◆ ENTRIES PROVIDED ◆

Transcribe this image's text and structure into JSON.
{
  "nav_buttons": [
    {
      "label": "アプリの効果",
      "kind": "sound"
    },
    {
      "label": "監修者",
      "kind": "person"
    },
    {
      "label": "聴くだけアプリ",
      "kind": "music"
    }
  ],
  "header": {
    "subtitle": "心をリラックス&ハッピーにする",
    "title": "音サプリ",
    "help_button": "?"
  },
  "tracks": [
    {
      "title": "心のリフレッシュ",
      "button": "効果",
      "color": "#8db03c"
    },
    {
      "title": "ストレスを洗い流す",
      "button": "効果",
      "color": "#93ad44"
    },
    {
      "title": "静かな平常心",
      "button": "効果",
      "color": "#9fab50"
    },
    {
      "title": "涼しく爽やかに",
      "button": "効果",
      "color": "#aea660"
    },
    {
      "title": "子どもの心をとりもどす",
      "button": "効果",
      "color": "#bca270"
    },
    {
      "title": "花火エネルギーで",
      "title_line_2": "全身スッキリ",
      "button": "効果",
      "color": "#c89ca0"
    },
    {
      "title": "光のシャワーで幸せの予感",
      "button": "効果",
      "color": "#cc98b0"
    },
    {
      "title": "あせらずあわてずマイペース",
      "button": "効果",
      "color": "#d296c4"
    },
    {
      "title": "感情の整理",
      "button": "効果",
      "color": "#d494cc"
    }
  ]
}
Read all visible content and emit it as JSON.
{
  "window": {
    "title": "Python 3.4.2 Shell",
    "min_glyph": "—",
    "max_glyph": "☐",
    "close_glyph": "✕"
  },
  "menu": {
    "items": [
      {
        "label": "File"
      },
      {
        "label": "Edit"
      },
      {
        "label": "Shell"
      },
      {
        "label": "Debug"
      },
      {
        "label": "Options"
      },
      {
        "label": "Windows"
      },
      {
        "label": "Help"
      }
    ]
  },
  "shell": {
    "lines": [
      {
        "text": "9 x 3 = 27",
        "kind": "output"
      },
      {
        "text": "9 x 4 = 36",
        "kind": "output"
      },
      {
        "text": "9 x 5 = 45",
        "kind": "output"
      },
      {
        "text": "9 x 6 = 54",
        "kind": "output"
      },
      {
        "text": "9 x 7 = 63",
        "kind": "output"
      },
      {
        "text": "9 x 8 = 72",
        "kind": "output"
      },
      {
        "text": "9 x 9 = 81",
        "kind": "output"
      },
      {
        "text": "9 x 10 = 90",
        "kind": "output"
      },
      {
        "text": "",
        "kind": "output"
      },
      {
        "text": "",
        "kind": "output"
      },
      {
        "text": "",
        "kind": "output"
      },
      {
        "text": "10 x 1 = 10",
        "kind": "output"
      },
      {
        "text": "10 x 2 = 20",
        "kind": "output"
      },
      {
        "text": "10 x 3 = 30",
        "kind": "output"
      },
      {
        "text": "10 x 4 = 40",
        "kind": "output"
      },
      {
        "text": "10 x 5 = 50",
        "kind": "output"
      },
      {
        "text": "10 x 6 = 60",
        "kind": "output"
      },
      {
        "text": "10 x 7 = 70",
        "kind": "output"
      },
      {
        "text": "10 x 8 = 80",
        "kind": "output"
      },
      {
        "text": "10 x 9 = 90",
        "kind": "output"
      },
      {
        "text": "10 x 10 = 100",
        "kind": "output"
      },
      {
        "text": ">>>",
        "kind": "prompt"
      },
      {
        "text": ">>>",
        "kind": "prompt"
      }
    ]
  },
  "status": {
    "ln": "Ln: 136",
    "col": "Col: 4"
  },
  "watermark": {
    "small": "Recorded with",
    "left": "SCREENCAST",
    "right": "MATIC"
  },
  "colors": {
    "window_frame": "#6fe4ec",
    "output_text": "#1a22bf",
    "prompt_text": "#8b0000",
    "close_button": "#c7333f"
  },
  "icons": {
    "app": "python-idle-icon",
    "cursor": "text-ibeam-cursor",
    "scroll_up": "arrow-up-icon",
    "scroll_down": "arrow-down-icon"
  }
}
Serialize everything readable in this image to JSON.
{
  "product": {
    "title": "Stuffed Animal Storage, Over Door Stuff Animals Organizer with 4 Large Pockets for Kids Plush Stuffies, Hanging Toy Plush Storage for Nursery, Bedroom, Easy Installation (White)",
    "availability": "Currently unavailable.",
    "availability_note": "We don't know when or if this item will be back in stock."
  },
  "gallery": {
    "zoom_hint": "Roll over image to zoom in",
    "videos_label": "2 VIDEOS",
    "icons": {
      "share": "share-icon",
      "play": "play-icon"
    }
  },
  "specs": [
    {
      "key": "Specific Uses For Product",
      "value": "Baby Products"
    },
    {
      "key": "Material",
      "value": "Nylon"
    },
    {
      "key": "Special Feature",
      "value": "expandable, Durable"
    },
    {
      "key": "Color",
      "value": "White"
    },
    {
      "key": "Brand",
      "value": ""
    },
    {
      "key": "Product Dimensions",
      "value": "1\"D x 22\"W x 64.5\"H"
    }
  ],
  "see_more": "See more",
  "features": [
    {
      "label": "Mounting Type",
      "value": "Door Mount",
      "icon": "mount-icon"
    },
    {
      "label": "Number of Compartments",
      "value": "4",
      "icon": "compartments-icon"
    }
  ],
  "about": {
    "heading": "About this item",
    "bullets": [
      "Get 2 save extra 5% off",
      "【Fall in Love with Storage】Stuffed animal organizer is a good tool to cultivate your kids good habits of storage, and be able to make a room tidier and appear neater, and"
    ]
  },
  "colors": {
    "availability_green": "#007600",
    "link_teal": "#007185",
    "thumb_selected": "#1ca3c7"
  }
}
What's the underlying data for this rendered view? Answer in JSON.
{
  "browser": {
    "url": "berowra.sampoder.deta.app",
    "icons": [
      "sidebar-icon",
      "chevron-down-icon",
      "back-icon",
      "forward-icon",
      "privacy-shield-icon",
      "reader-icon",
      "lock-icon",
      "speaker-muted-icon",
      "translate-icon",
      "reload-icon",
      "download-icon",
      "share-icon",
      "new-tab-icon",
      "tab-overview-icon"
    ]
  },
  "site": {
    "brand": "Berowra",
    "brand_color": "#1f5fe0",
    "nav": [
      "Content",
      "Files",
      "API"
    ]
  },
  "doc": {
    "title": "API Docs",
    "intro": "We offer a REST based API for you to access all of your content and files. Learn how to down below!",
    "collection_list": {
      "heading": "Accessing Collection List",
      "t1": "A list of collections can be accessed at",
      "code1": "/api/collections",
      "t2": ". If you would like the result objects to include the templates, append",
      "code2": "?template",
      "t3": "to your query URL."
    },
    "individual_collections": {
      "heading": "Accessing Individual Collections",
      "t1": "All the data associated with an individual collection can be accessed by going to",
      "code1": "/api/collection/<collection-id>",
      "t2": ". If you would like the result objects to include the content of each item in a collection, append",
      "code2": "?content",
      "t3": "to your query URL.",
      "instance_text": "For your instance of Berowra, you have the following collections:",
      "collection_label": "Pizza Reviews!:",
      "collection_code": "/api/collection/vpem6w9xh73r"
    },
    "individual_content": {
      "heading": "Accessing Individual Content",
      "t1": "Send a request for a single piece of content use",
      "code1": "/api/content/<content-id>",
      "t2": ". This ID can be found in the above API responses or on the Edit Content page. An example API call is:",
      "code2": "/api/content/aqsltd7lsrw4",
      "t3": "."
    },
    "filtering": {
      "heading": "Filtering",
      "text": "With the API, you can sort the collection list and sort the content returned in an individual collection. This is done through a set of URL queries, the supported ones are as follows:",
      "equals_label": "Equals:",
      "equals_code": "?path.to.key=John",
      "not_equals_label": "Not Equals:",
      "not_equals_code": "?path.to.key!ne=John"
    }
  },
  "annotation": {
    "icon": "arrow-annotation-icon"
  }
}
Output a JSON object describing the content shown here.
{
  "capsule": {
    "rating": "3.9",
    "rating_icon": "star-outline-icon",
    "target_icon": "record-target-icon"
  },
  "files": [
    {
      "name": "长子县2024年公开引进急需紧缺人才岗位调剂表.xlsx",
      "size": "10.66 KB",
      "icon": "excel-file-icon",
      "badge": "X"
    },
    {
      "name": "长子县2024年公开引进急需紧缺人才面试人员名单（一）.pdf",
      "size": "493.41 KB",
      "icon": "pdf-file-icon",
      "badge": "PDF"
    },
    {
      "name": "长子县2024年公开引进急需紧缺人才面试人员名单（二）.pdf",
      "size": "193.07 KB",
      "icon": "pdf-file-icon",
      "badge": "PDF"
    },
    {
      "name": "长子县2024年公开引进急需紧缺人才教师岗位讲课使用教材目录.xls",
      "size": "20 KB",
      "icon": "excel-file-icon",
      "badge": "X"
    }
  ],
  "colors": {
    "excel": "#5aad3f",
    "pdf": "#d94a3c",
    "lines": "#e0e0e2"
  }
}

◆ EXERCISE ◆
Gather every line from the entries above where the word "your" appears, and copy them.

◆ SOLVED EXERCISE ◆
      "【Fall in Love with Storage】Stuffed animal organizer is a good tool to cultivate your kids good habits of storage, and be able to make a room tidier and appear neater, and"
    "intro": "We offer a REST based API for you to access all of your content and files. Learn how to down below!",
      "t3": "to your query URL."
      "t3": "to your query URL.",
      "instance_text": "For your instance of Berowra, you have the following collections:",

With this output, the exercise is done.